● Task to complete
Type the records out again in full, exactly.

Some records
########################################
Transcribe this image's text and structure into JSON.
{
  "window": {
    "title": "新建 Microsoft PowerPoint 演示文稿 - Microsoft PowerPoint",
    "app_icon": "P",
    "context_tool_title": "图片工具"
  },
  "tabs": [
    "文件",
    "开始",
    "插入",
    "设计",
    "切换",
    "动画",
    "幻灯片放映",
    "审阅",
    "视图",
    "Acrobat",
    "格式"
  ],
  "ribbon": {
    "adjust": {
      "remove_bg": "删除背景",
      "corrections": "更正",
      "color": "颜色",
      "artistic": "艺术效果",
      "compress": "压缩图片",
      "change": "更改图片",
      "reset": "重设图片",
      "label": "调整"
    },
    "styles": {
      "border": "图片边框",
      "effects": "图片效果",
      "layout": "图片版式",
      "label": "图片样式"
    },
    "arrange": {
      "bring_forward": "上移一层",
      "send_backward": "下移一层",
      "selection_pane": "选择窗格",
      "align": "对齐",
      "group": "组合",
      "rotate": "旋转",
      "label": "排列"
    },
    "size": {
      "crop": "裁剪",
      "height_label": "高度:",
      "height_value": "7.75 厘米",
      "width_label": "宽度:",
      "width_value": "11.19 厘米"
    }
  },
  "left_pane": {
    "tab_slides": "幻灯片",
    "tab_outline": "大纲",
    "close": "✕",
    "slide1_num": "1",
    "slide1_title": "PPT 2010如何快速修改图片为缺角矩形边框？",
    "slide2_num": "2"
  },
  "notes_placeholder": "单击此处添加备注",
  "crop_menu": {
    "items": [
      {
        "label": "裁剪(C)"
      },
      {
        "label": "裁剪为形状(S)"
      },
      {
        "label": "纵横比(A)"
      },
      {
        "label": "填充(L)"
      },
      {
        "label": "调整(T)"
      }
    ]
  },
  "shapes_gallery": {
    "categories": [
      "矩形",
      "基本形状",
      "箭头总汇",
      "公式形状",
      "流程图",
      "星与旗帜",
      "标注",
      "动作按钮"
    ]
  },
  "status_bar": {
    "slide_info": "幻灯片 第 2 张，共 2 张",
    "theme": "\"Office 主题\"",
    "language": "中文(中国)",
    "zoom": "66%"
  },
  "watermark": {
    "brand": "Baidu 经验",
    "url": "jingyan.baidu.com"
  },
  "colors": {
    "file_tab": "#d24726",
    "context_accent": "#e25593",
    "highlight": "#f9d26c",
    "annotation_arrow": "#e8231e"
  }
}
########################################
● Written solution
Transcribe this image's text and structure into JSON.
{
  "window": {
    "title": "新建 Microsoft PowerPoint 演示文稿 - Microsoft PowerPoint",
    "app_icon": "P",
    "context_tool_title": "图片工具"
  },
  "tabs": [
    "文件",
    "开始",
    "插入",
    "设计",
    "切换",
    "动画",
    "幻灯片放映",
    "审阅",
    "视图",
    "Acrobat",
    "格式"
  ],
  "ribbon": {
    "adjust": {
      "remove_bg": "删除背景",
      "corrections": "更正",
      "color": "颜色",
      "artistic": "艺术效果",
      "compress": "压缩图片",
      "change": "更改图片",
      "reset": "重设图片",
      "label": "调整"
    },
    "styles": {
      "border": "图片边框",
      "effects": "图片效果",
      "layout": "图片版式",
      "label": "图片样式"
    },
    "arrange": {
      "bring_forward": "上移一层",
      "send_backward": "下移一层",
      "selection_pane": "选择窗格",
      "align": "对齐",
      "group": "组合",
      "rotate": "旋转",
      "label": "排列"
    },
    "size": {
      "crop": "裁剪",
      "height_label": "高度:",
      "height_value": "7.75 厘米",
      "width_label": "宽度:",
      "width_value": "11.19 厘米"
    }
  },
  "left_pane": {
    "tab_slides": "幻灯片",
    "tab_outline": "大纲",
    "close": "✕",
    "slide1_num": "1",
    "slide1_title": "PPT 2010如何快速修改图片为缺角矩形边框？",
    "slide2_num": "2"
  },
  "notes_placeholder": "单击此处添加备注",
  "crop_menu": {
    "items": [
      {
        "label": "裁剪(C)"
      },
      {
        "label": "裁剪为形状(S)"
      },
      {
        "label": "纵横比(A)"
      },
      {
        "label": "填充(L)"
      },
      {
        "label": "调整(T)"
      }
    ]
  },
  "shapes_gallery": {
    "categories": [
      "矩形",
      "基本形状",
      "箭头总汇",
      "公式形状",
      "流程图",
      "星与旗帜",
      "标注",
      "动作按钮"
    ]
  },
  "status_bar": {
    "slide_info": "幻灯片 第 2 张，共 2 张",
    "theme": "\"Office 主题\"",
    "language": "中文(中国)",
    "zoom": "66%"
  },
  "watermark": {
    "brand": "Baidu 经验",
    "url": "jingyan.baidu.com"
  },
  "colors": {
    "file_tab": "#d24726",
    "context_accent": "#e25593",
    "highlight": "#f9d26c",
    "annotation_arrow": "#e8231e"
  }
}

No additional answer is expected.